# What you need to do
Work through the entries below and report how many lines include "true". The number alone is the answer.
## Start
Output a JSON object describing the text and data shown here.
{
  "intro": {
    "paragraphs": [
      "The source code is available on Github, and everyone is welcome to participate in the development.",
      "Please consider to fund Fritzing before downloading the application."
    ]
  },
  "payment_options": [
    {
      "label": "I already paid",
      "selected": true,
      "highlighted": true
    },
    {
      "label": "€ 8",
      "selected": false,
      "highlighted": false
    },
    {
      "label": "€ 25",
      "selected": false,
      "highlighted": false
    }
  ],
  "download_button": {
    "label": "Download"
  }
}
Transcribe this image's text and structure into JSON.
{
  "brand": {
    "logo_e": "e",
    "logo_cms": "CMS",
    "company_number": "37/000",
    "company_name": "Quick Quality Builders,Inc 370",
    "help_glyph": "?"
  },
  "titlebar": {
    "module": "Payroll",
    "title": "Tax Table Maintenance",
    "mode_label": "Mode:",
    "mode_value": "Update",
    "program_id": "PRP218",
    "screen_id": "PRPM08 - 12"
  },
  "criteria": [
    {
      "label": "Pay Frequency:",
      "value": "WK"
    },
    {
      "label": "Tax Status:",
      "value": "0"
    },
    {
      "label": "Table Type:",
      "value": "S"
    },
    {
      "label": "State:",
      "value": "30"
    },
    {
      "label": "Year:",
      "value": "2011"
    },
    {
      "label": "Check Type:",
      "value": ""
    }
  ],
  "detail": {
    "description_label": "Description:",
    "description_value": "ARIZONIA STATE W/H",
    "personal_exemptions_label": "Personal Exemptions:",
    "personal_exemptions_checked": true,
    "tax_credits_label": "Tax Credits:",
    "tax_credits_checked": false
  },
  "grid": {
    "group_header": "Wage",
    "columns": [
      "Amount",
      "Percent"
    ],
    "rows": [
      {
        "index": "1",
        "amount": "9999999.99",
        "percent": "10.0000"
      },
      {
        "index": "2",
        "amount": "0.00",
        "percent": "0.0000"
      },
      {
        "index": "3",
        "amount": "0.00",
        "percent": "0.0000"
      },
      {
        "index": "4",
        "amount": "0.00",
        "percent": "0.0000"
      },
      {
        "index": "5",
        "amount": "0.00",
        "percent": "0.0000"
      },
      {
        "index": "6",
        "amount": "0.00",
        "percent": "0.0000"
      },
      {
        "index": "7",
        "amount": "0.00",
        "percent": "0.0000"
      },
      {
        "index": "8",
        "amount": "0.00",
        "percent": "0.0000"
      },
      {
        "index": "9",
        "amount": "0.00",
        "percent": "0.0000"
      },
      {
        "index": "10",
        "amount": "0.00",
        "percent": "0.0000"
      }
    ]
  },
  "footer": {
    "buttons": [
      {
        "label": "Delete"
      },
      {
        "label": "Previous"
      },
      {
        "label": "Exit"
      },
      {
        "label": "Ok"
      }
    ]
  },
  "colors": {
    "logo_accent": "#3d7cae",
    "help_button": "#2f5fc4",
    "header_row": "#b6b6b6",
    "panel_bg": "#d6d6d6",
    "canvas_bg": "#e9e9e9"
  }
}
## End
# Solution
3